Pictures do not belong in your copy. Repeat all the other data exactly.

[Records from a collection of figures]
####################
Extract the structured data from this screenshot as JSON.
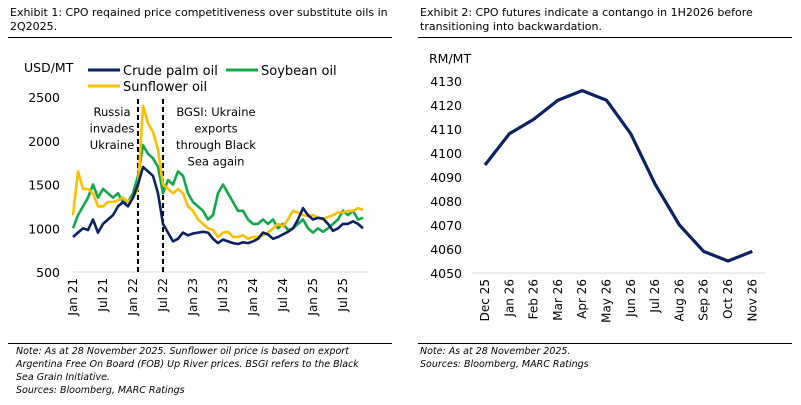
{
  "exhibit1": {
    "title": "Exhibit 1: CPO reqained price competitiveness over substitute oils in 2Q2025.",
    "notes": [
      "Note: As at 28 November 2025. Sunflower oil price is based on export",
      "Argentina Free On Board (FOB) Up River prices. BSGI refers to the Black",
      "Sea Grain Initiative.",
      "Sources: Bloomberg, MARC Ratings"
    ]
  },
  "exhibit2": {
    "title": "Exhibit 2: CPO futures indicate a contango in 1H2026 before transitioning into backwardation.",
    "notes": [
      "Note: As at 28 November 2025.",
      "Sources: Bloomberg, MARC Ratings"
    ]
  },
  "chart_data": [
    {
      "type": "line",
      "ylabel": "USD/MT",
      "ylim": [
        500,
        2500
      ],
      "yticks": [
        "500",
        "1000",
        "1500",
        "2000",
        "2500"
      ],
      "xticks": [
        "Jan 21",
        "Jul 21",
        "Jan 22",
        "Jul 22",
        "Jan 23",
        "Jul 23",
        "Jan 24",
        "Jul 24",
        "Jan 25",
        "Jul 25"
      ],
      "x_start": "Jan 2021",
      "x_end": "Nov 2025",
      "frequency": "monthly (approximate)",
      "grid": false,
      "legend": "top",
      "series": [
        {
          "name": "Crude palm oil",
          "color": "#0b2161",
          "values": [
            900,
            950,
            1000,
            980,
            1100,
            950,
            1050,
            1100,
            1150,
            1250,
            1300,
            1250,
            1350,
            1500,
            1700,
            1650,
            1600,
            1400,
            1050,
            950,
            850,
            880,
            950,
            920,
            940,
            950,
            960,
            950,
            880,
            830,
            870,
            850,
            830,
            820,
            840,
            830,
            850,
            880,
            950,
            930,
            880,
            900,
            930,
            960,
            1000,
            1100,
            1230,
            1150,
            1100,
            1120,
            1110,
            1050,
            970,
            1000,
            1050,
            1050,
            1080,
            1050,
            1000
          ]
        },
        {
          "name": "Soybean oil",
          "color": "#12a84a",
          "values": [
            1000,
            1150,
            1250,
            1350,
            1500,
            1350,
            1450,
            1400,
            1350,
            1400,
            1300,
            1300,
            1400,
            1600,
            1950,
            1850,
            1800,
            1700,
            1400,
            1550,
            1500,
            1650,
            1600,
            1400,
            1300,
            1250,
            1200,
            1100,
            1150,
            1400,
            1500,
            1400,
            1300,
            1200,
            1200,
            1100,
            1050,
            1050,
            1100,
            1050,
            1100,
            1000,
            1050,
            980,
            1000,
            1050,
            1100,
            1000,
            950,
            1000,
            960,
            1000,
            1050,
            1100,
            1200,
            1150,
            1200,
            1100,
            1120
          ]
        },
        {
          "name": "Sunflower oil",
          "color": "#ffbe00",
          "values": [
            1150,
            1650,
            1450,
            1450,
            1400,
            1250,
            1250,
            1300,
            1300,
            1320,
            1350,
            1300,
            1350,
            1450,
            2400,
            2200,
            2100,
            1900,
            1500,
            1450,
            1400,
            1450,
            1400,
            1250,
            1200,
            1100,
            1050,
            1000,
            980,
            900,
            950,
            960,
            900,
            900,
            920,
            880,
            900,
            900,
            920,
            950,
            1000,
            1050,
            1020,
            1100,
            1200,
            1180,
            1150,
            1140,
            1150,
            1120,
            1100,
            1130,
            1150,
            1180,
            1180,
            1200,
            1200,
            1230,
            1210
          ]
        }
      ],
      "annotations": [
        {
          "text": [
            "Russia",
            "invades",
            "Ukraine"
          ],
          "at": "Feb 22"
        },
        {
          "text": [
            "BGSI: Ukraine",
            "exports",
            "through Black",
            "Sea again"
          ],
          "at": "Jul 22"
        }
      ]
    },
    {
      "type": "line",
      "ylabel": "RM/MT",
      "ylim": [
        4050,
        4130
      ],
      "yticks": [
        "4050",
        "4060",
        "4070",
        "4080",
        "4090",
        "4100",
        "4110",
        "4120",
        "4130"
      ],
      "categories": [
        "Dec 25",
        "Jan 26",
        "Feb 26",
        "Mar 26",
        "Apr 26",
        "May 26",
        "Jun 26",
        "Jul 26",
        "Aug 26",
        "Sep 26",
        "Oct 26",
        "Nov 26"
      ],
      "grid": false,
      "series": [
        {
          "color": "#0b2161",
          "values": [
            4095,
            4108,
            4114,
            4122,
            4126,
            4122,
            4108,
            4087,
            4070,
            4059,
            4055,
            4059
          ]
        }
      ]
    }
  ]
}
####################
■ EXERCISE RESULT:
Extract the structured data from this screenshot as JSON.
{
  "exhibit1": {
    "title": "Exhibit 1: CPO reqained price competitiveness over substitute oils in 2Q2025.",
    "notes": [
      "Note: As at 28 November 2025. Sunflower oil price is based on export",
      "Argentina Free On Board (FOB) Up River prices. BSGI refers to the Black",
      "Sea Grain Initiative.",
      "Sources: Bloomberg, MARC Ratings"
    ]
  },
  "exhibit2": {
    "title": "Exhibit 2: CPO futures indicate a contango in 1H2026 before transitioning into backwardation.",
    "notes": [
      "Note: As at 28 November 2025.",
      "Sources: Bloomberg, MARC Ratings"
    ]
  },
  "chart_data": [
    {
      "type": "line",
      "ylabel": "USD/MT",
      "ylim": [
        500,
        2500
      ],
      "yticks": [
        "500",
        "1000",
        "1500",
        "2000",
        "2500"
      ],
      "xticks": [
        "Jan 21",
        "Jul 21",
        "Jan 22",
        "Jul 22",
        "Jan 23",
        "Jul 23",
        "Jan 24",
        "Jul 24",
        "Jan 25",
        "Jul 25"
      ],
      "x_start": "Jan 2021",
      "x_end": "Nov 2025",
      "frequency": "monthly (approximate)",
      "grid": false,
      "legend": "top",
      "series": [
        {
          "name": "Crude palm oil",
          "color": "#0b2161",
          "values": [
            900,
            950,
            1000,
            980,
            1100,
            950,
            1050,
            1100,
            1150,
            1250,
            1300,
            1250,
            1350,
            1500,
            1700,
            1650,
            1600,
            1400,
            1050,
            950,
            850,
            880,
            950,
            920,
            940,
            950,
            960,
            950,
            880,
            830,
            870,
            850,
            830,
            820,
            840,
            830,
            850,
            880,
            950,
            930,
            880,
            900,
            930,
            960,
            1000,
            1100,
            1230,
            1150,
            1100,
            1120,
            1110,
            1050,
            970,
            1000,
            1050,
            1050,
            1080,
            1050,
            1000
          ]
        },
        {
          "name": "Soybean oil",
          "color": "#12a84a",
          "values": [
            1000,
            1150,
            1250,
            1350,
            1500,
            1350,
            1450,
            1400,
            1350,
            1400,
            1300,
            1300,
            1400,
            1600,
            1950,
            1850,
            1800,
            1700,
            1400,
            1550,
            1500,
            1650,
            1600,
            1400,
            1300,
            1250,
            1200,
            1100,
            1150,
            1400,
            1500,
            1400,
            1300,
            1200,
            1200,
            1100,
            1050,
            1050,
            1100,
            1050,
            1100,
            1000,
            1050,
            980,
            1000,
            1050,
            1100,
            1000,
            950,
            1000,
            960,
            1000,
            1050,
            1100,
            1200,
            1150,
            1200,
            1100,
            1120
          ]
        },
        {
          "name": "Sunflower oil",
          "color": "#ffbe00",
          "values": [
            1150,
            1650,
            1450,
            1450,
            1400,
            1250,
            1250,
            1300,
            1300,
            1320,
            1350,
            1300,
            1350,
            1450,
            2400,
            2200,
            2100,
            1900,
            1500,
            1450,
            1400,
            1450,
            1400,
            1250,
            1200,
            1100,
            1050,
            1000,
            980,
            900,
            950,
            960,
            900,
            900,
            920,
            880,
            900,
            900,
            920,
            950,
            1000,
            1050,
            1020,
            1100,
            1200,
            1180,
            1150,
            1140,
            1150,
            1120,
            1100,
            1130,
            1150,
            1180,
            1180,
            1200,
            1200,
            1230,
            1210
          ]
        }
      ],
      "annotations": [
        {
          "text": [
            "Russia",
            "invades",
            "Ukraine"
          ],
          "at": "Feb 22"
        },
        {
          "text": [
            "BGSI: Ukraine",
            "exports",
            "through Black",
            "Sea again"
          ],
          "at": "Jul 22"
        }
      ]
    },
    {
      "type": "line",
      "ylabel": "RM/MT",
      "ylim": [
        4050,
        4130
      ],
      "yticks": [
        "4050",
        "4060",
        "4070",
        "4080",
        "4090",
        "4100",
        "4110",
        "4120",
        "4130"
      ],
      "categories": [
        "Dec 25",
        "Jan 26",
        "Feb 26",
        "Mar 26",
        "Apr 26",
        "May 26",
        "Jun 26",
        "Jul 26",
        "Aug 26",
        "Sep 26",
        "Oct 26",
        "Nov 26"
      ],
      "grid": false,
      "series": [
        {
          "color": "#0b2161",
          "values": [
            4095,
            4108,
            4114,
            4122,
            4126,
            4122,
            4108,
            4087,
            4070,
            4059,
            4055,
            4059
          ]
        }
      ]
    }
  ]
}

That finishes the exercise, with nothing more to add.